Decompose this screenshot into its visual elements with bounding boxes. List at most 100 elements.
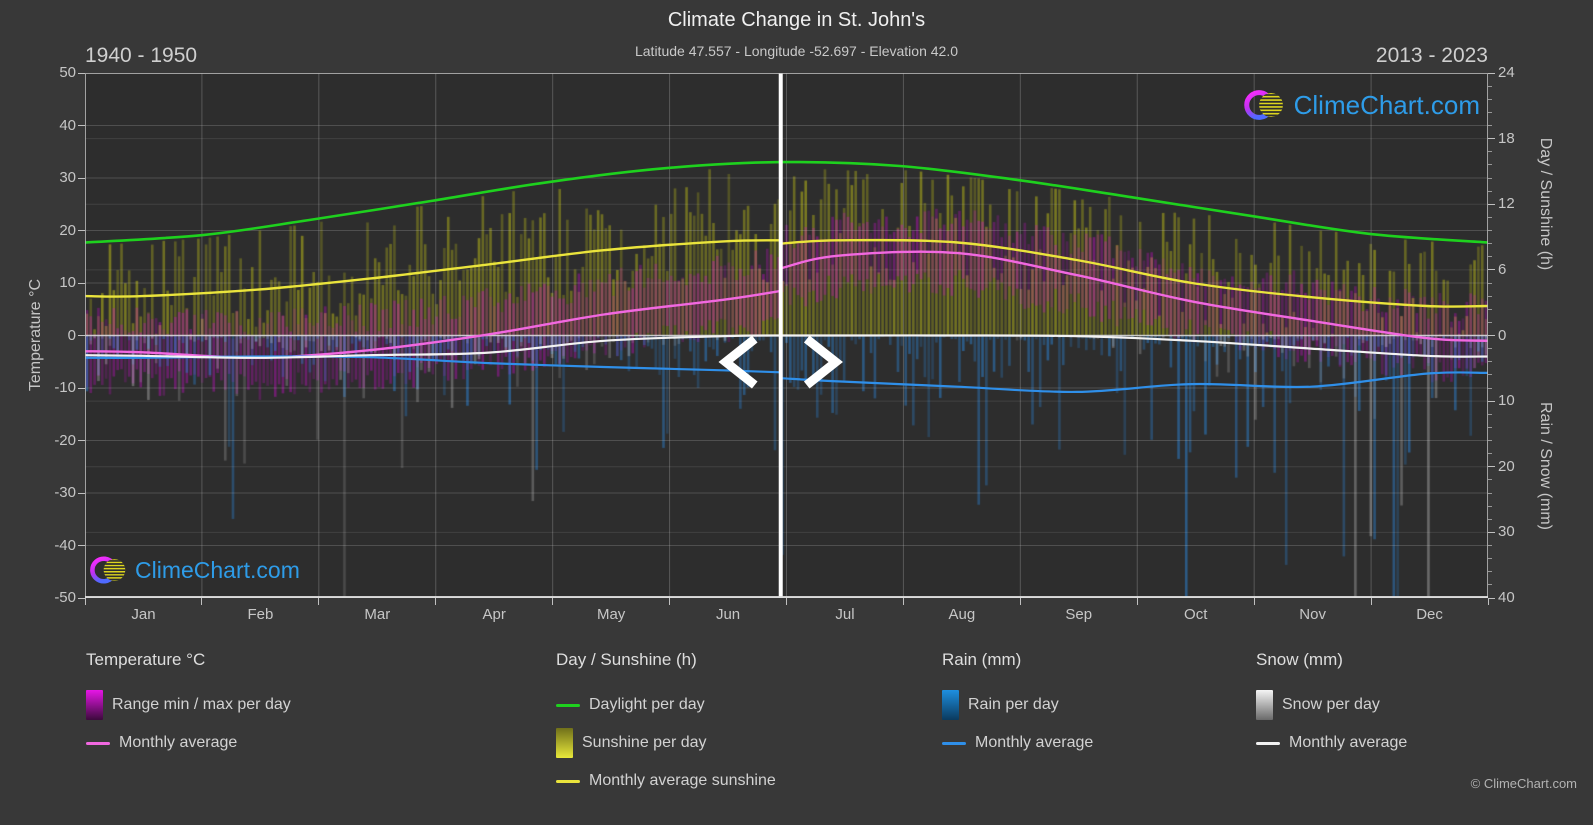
month-label: Mar	[364, 606, 391, 623]
legend-group-header: Snow (mm)	[1256, 650, 1343, 669]
right-axis-minor-tick	[1488, 558, 1492, 560]
right-axis-tick	[1488, 138, 1495, 140]
legend-item: Snow per day	[1256, 686, 1506, 724]
legend-group-header: Rain (mm)	[942, 650, 1022, 669]
right-axis-minor-tick	[1488, 125, 1492, 126]
month-label: Jun	[715, 606, 741, 623]
left-axis-tick	[78, 597, 85, 599]
chart-lines-overlay	[85, 73, 1488, 598]
left-axis-tick-label: -10	[54, 379, 76, 396]
era-right-label: 2013 - 2023	[1375, 44, 1488, 67]
legend-swatch-line	[86, 741, 110, 745]
right-axis-title-day-sunshine: Day / Sunshine (h)	[1537, 137, 1554, 271]
right-axis-minor-tick	[1488, 479, 1492, 481]
month-label: Oct	[1184, 606, 1208, 623]
right-axis-minor-tick	[1488, 387, 1492, 389]
right-axis-tick	[1488, 335, 1495, 336]
right-axis-tick	[1488, 72, 1495, 74]
right-axis-minor-tick	[1488, 230, 1492, 231]
right-axis-tick-label: 0	[1498, 326, 1507, 344]
legend-item: Daylight per day	[556, 686, 942, 724]
left-axis-tick-label: -30	[54, 484, 76, 501]
x-axis-tick	[201, 598, 203, 605]
right-axis-tick-label: 18	[1498, 129, 1515, 147]
legend-group-temperature-c: Temperature °C Range min / max per day Mon…	[86, 650, 556, 800]
left-axis-tick-label: 50	[59, 64, 76, 81]
x-axis-tick	[1019, 598, 1021, 605]
right-axis-minor-tick	[1488, 361, 1492, 363]
left-axis-tick	[78, 335, 85, 336]
legend-group-snow-mm-: Snow (mm) Snow per day Monthly average	[1256, 650, 1506, 800]
right-axis-minor-tick	[1488, 282, 1492, 284]
legend-item-label: Monthly average sunshine	[589, 772, 776, 789]
divider-chevron-left-icon[interactable]	[718, 335, 758, 389]
left-axis-tick	[78, 492, 85, 494]
rain-average-line-1940-1950	[85, 355, 782, 374]
era-divider-handle[interactable]	[778, 73, 783, 598]
left-axis-tick-label: 40	[59, 116, 76, 134]
right-axis-tick-label: 24	[1498, 64, 1515, 81]
divider-chevron-right-icon[interactable]	[803, 335, 843, 389]
legend-swatch-line	[942, 741, 966, 745]
right-axis-tick-label: 20	[1498, 457, 1515, 475]
right-axis-tick	[1488, 400, 1495, 402]
right-axis-tick	[1488, 466, 1495, 468]
watermark-text: ClimeChart.com	[1293, 89, 1480, 120]
temperature-average-line-1940-1950	[85, 289, 782, 359]
right-axis-minor-tick	[1488, 518, 1492, 520]
month-label: Feb	[247, 606, 274, 623]
snow-average-line-1940-1950	[85, 334, 782, 359]
left-axis-tick-label: -20	[54, 431, 76, 449]
right-axis-minor-tick	[1488, 374, 1492, 376]
right-axis-tick-label: 12	[1498, 195, 1515, 213]
legend-group-rain-mm-: Rain (mm) Rain per day Monthly average	[942, 650, 1256, 800]
watermark-text: ClimeChart.com	[135, 556, 300, 583]
legend-item-label: Monthly average	[1289, 734, 1408, 751]
right-axis-minor-tick	[1488, 111, 1492, 113]
x-axis-tick	[435, 598, 437, 605]
right-axis-minor-tick	[1488, 321, 1492, 323]
left-axis-tick	[78, 125, 85, 126]
month-label: Jan	[131, 606, 156, 623]
legend-item: Monthly average sunshine	[556, 762, 942, 800]
x-axis-tick	[84, 598, 86, 605]
right-axis-tick-label: 10	[1498, 392, 1515, 410]
left-axis-tick	[78, 72, 85, 74]
snow-average-line-2013-2023	[779, 334, 1488, 358]
page-title: Climate Change in St. John's	[667, 9, 926, 31]
x-axis-tick	[1370, 598, 1372, 605]
right-axis-minor-tick	[1488, 295, 1492, 297]
right-axis-minor-tick	[1488, 256, 1492, 258]
left-axis-tick	[78, 545, 85, 546]
rain-average-line-2013-2023	[779, 371, 1488, 394]
right-axis-minor-tick	[1488, 440, 1492, 441]
left-axis-tick	[78, 177, 85, 179]
chart-subtitle: Latitude 47.557 - Longitude -52.697 - El…	[634, 43, 959, 59]
legend-item-label: Snow per day	[1282, 696, 1380, 713]
left-axis-tick-label: 0	[67, 326, 76, 344]
legend-item-label: Rain per day	[968, 696, 1059, 713]
climechart-logo-icon	[1243, 90, 1283, 120]
legend-swatch-line	[556, 703, 580, 707]
sunshine-average-line-1940-1950	[85, 239, 782, 298]
left-axis-tick-label: -40	[54, 536, 76, 554]
right-axis-minor-tick	[1488, 453, 1492, 455]
left-axis-tick-label: 10	[59, 274, 76, 291]
right-axis-tick-label: 30	[1498, 523, 1515, 541]
legend-swatch-line	[556, 779, 580, 783]
legend-swatch-gradient	[942, 690, 959, 720]
right-axis-minor-tick	[1488, 505, 1492, 507]
legend-item: Range min / max per day	[86, 686, 556, 724]
left-axis-tick	[78, 230, 85, 231]
climechart-logo-icon	[90, 556, 126, 584]
right-axis-minor-tick	[1488, 177, 1492, 179]
x-axis-tick	[1487, 598, 1489, 605]
month-label: Aug	[948, 606, 976, 623]
legend-item-label: Sunshine per day	[582, 734, 707, 751]
chart-legend: Temperature °C Range min / max per day Mon…	[86, 650, 1506, 800]
right-axis-minor-tick	[1488, 571, 1492, 573]
legend-group-header: Temperature °C	[86, 650, 206, 669]
left-axis-tick-label: 30	[59, 169, 76, 186]
right-axis-tick-label: 6	[1498, 260, 1507, 278]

- _What is needed_
Please copy the material above line for line without changing anything, and leave out the pictures.

- _Solution to this exercise_
Decompose this screenshot into its visual elements with bounding boxes. List at most 100 elements.
month-label: Mar	[364, 606, 391, 623]
legend-group-header: Snow (mm)	[1256, 650, 1343, 669]
right-axis-minor-tick	[1488, 558, 1492, 560]
right-axis-tick	[1488, 138, 1495, 140]
legend-item: Snow per day	[1256, 686, 1506, 724]
legend-group-header: Rain (mm)	[942, 650, 1022, 669]
right-axis-minor-tick	[1488, 125, 1492, 126]
month-label: Jun	[715, 606, 741, 623]
left-axis-tick	[78, 597, 85, 599]
chart-lines-overlay	[85, 73, 1488, 598]
left-axis-tick-label: -10	[54, 379, 76, 396]
era-right-label: 2013 - 2023	[1375, 44, 1488, 67]
legend-swatch-line	[86, 741, 110, 745]
right-axis-title-day-sunshine: Day / Sunshine (h)	[1537, 137, 1554, 271]
right-axis-minor-tick	[1488, 479, 1492, 481]
month-label: Oct	[1184, 606, 1208, 623]
right-axis-minor-tick	[1488, 387, 1492, 389]
right-axis-tick	[1488, 335, 1495, 336]
right-axis-tick	[1488, 72, 1495, 74]
right-axis-minor-tick	[1488, 230, 1492, 231]
right-axis-tick-label: 0	[1498, 326, 1507, 344]
legend-item: Daylight per day	[556, 686, 942, 724]
left-axis-tick-label: -30	[54, 484, 76, 501]
x-axis-tick	[201, 598, 203, 605]
right-axis-tick-label: 18	[1498, 129, 1515, 147]
legend-group-temperature-c: Temperature °C Range min / max per day Mon…	[86, 650, 556, 800]
left-axis-tick-label: 50	[59, 64, 76, 81]
x-axis-tick	[1019, 598, 1021, 605]
right-axis-minor-tick	[1488, 361, 1492, 363]
left-axis-tick	[78, 335, 85, 336]
legend-group-snow-mm-: Snow (mm) Snow per day Monthly average	[1256, 650, 1506, 800]
right-axis-minor-tick	[1488, 282, 1492, 284]
legend-item-label: Monthly average sunshine	[589, 772, 776, 789]
divider-chevron-left-icon[interactable]	[718, 335, 758, 389]
left-axis-tick	[78, 492, 85, 494]
rain-average-line-1940-1950	[85, 355, 782, 374]
era-divider-handle[interactable]	[778, 73, 783, 598]
left-axis-tick-label: 40	[59, 116, 76, 134]
right-axis-tick-label: 24	[1498, 64, 1515, 81]
divider-chevron-right-icon[interactable]	[803, 335, 843, 389]
legend-swatch-line	[942, 741, 966, 745]
right-axis-tick-label: 20	[1498, 457, 1515, 475]
right-axis-tick	[1488, 400, 1495, 402]
right-axis-tick	[1488, 466, 1495, 468]
watermark-text: ClimeChart.com	[1293, 89, 1480, 120]
temperature-average-line-1940-1950	[85, 289, 782, 359]
right-axis-minor-tick	[1488, 518, 1492, 520]
month-label: Feb	[247, 606, 274, 623]
snow-average-line-1940-1950	[85, 334, 782, 359]
left-axis-tick-label: -20	[54, 431, 76, 449]
right-axis-minor-tick	[1488, 374, 1492, 376]
right-axis-tick-label: 12	[1498, 195, 1515, 213]
legend-group-rain-mm-: Rain (mm) Rain per day Monthly average	[942, 650, 1256, 800]
watermark-text: ClimeChart.com	[135, 556, 300, 583]
legend-item-label: Monthly average	[1289, 734, 1408, 751]
right-axis-minor-tick	[1488, 111, 1492, 113]
x-axis-tick	[435, 598, 437, 605]
right-axis-minor-tick	[1488, 321, 1492, 323]
left-axis-tick	[78, 125, 85, 126]
month-label: Jan	[131, 606, 156, 623]
legend-item: Monthly average sunshine	[556, 762, 942, 800]
x-axis-tick	[84, 598, 86, 605]
right-axis-tick-label: 10	[1498, 392, 1515, 410]
left-axis-tick	[78, 72, 85, 74]
snow-average-line-2013-2023	[779, 334, 1488, 358]
page-title: Climate Change in St. John's	[667, 9, 926, 31]
x-axis-tick	[1370, 598, 1372, 605]
right-axis-minor-tick	[1488, 295, 1492, 297]
right-axis-minor-tick	[1488, 256, 1492, 258]
left-axis-tick	[78, 545, 85, 546]
rain-average-line-2013-2023	[779, 371, 1488, 394]
right-axis-minor-tick	[1488, 440, 1492, 441]
left-axis-tick	[78, 177, 85, 179]
chart-subtitle: Latitude 47.557 - Longitude -52.697 - El…	[634, 43, 959, 59]
legend-item-label: Snow per day	[1282, 696, 1380, 713]
left-axis-tick-label: 0	[67, 326, 76, 344]
legend-item-label: Rain per day	[968, 696, 1059, 713]
climechart-logo-icon	[1243, 90, 1283, 120]
legend-swatch-line	[556, 703, 580, 707]
sunshine-average-line-1940-1950	[85, 239, 782, 298]
left-axis-tick-label: -40	[54, 536, 76, 554]
right-axis-minor-tick	[1488, 453, 1492, 455]
left-axis-tick-label: 10	[59, 274, 76, 291]
right-axis-tick-label: 30	[1498, 523, 1515, 541]
legend-swatch-line	[556, 779, 580, 783]
legend-swatch-gradient	[942, 690, 959, 720]
right-axis-minor-tick	[1488, 505, 1492, 507]
legend-item: Range min / max per day	[86, 686, 556, 724]
left-axis-tick	[78, 230, 85, 231]
climechart-logo-icon	[90, 556, 126, 584]
right-axis-minor-tick	[1488, 177, 1492, 179]
x-axis-tick	[1487, 598, 1489, 605]
month-label: Aug	[948, 606, 976, 623]
legend-item-label: Sunshine per day	[582, 734, 707, 751]
chart-legend: Temperature °C Range min / max per day Mon…	[86, 650, 1506, 800]
right-axis-minor-tick	[1488, 571, 1492, 573]
legend-group-header: Temperature °C	[86, 650, 206, 669]
left-axis-tick-label: 30	[59, 169, 76, 186]
right-axis-tick-label: 6	[1498, 260, 1507, 278]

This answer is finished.